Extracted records
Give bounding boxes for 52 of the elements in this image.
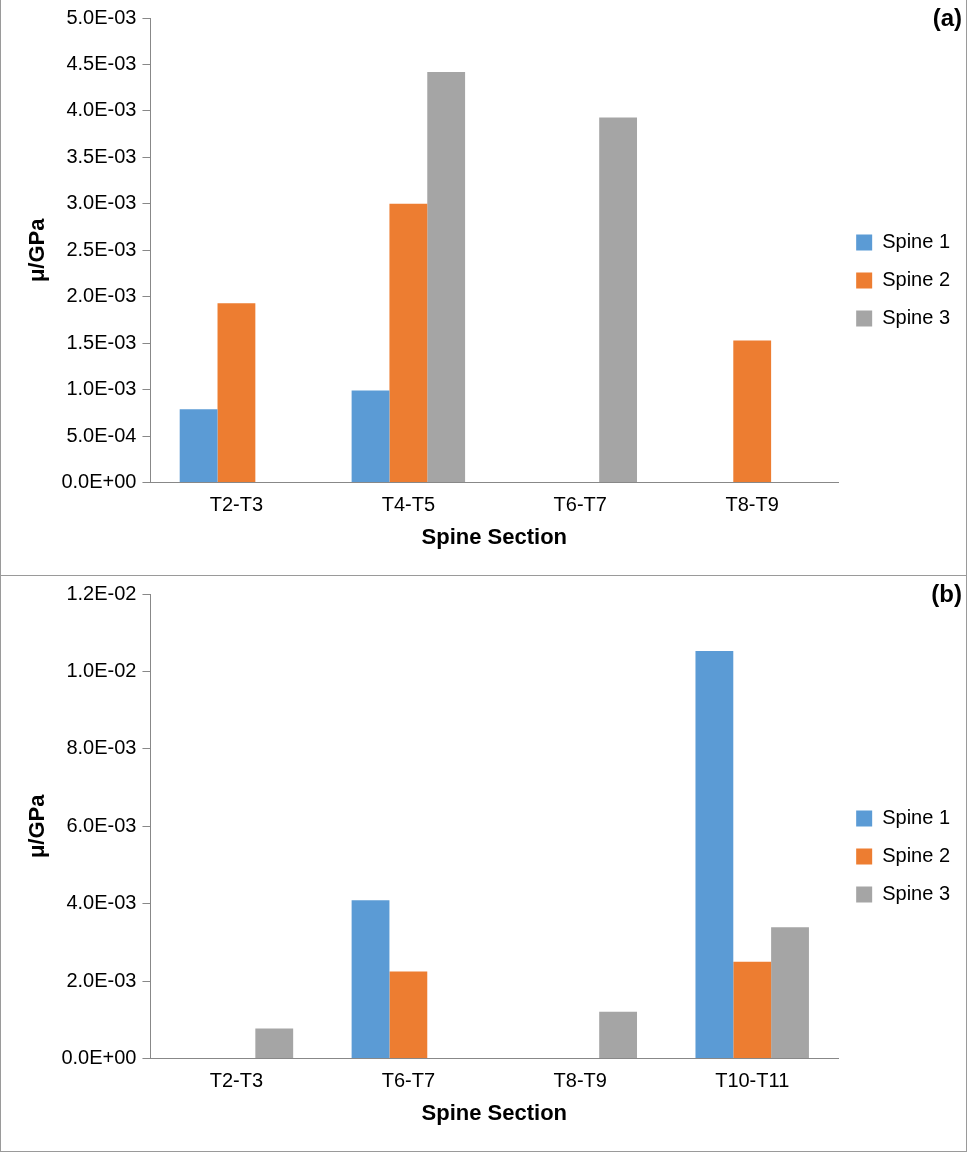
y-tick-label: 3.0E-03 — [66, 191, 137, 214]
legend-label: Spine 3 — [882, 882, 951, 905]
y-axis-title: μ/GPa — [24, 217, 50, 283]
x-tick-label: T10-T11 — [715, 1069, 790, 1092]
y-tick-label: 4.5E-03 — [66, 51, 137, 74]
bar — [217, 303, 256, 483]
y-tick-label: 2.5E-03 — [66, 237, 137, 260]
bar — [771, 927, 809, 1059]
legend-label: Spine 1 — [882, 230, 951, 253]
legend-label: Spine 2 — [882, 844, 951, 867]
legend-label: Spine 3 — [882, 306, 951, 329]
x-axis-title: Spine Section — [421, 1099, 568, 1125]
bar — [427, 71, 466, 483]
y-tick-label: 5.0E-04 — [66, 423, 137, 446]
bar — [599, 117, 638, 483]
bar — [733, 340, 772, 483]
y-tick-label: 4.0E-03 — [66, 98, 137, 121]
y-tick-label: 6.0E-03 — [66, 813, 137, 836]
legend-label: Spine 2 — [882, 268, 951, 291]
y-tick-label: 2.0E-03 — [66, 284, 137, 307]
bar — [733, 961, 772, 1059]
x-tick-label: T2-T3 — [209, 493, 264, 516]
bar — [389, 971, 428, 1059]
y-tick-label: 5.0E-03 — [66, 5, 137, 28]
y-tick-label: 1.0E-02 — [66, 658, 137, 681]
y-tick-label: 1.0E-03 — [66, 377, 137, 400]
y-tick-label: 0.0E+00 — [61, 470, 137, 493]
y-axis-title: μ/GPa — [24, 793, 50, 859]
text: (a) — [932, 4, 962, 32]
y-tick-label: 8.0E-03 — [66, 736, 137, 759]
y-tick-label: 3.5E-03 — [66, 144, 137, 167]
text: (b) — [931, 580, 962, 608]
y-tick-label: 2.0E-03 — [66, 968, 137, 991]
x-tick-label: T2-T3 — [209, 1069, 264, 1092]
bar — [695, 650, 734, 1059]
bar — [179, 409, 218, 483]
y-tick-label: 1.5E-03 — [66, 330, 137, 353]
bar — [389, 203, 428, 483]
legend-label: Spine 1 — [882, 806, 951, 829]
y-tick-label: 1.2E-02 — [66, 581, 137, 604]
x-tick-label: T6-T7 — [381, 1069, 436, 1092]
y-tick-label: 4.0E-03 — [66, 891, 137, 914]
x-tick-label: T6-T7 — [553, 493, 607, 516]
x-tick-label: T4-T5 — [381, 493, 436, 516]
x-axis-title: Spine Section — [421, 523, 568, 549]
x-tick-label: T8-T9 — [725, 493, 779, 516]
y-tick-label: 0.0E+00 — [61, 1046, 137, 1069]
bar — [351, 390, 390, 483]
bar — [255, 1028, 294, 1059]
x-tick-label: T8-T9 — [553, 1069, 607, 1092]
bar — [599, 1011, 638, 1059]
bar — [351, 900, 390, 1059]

OBJECTIVE - Reproduce verbatim every entry from the line containing "y-tick-label: 3.0E-03 — [66, 191, 137, 214]" down to the line containing "legend-label: Spine 3 — [882, 306, 951, 329]", including both of those lines.

RESPONSE TO THE TASK -
y-tick-label: 3.0E-03 — [66, 191, 137, 214]
legend-label: Spine 3 — [882, 882, 951, 905]
y-axis-title: μ/GPa — [24, 217, 50, 283]
x-tick-label: T10-T11 — [715, 1069, 790, 1092]
y-tick-label: 4.5E-03 — [66, 51, 137, 74]
bar — [217, 303, 256, 483]
y-tick-label: 2.5E-03 — [66, 237, 137, 260]
bar — [771, 927, 809, 1059]
legend-label: Spine 1 — [882, 230, 951, 253]
legend-label: Spine 2 — [882, 844, 951, 867]
legend-label: Spine 3 — [882, 306, 951, 329]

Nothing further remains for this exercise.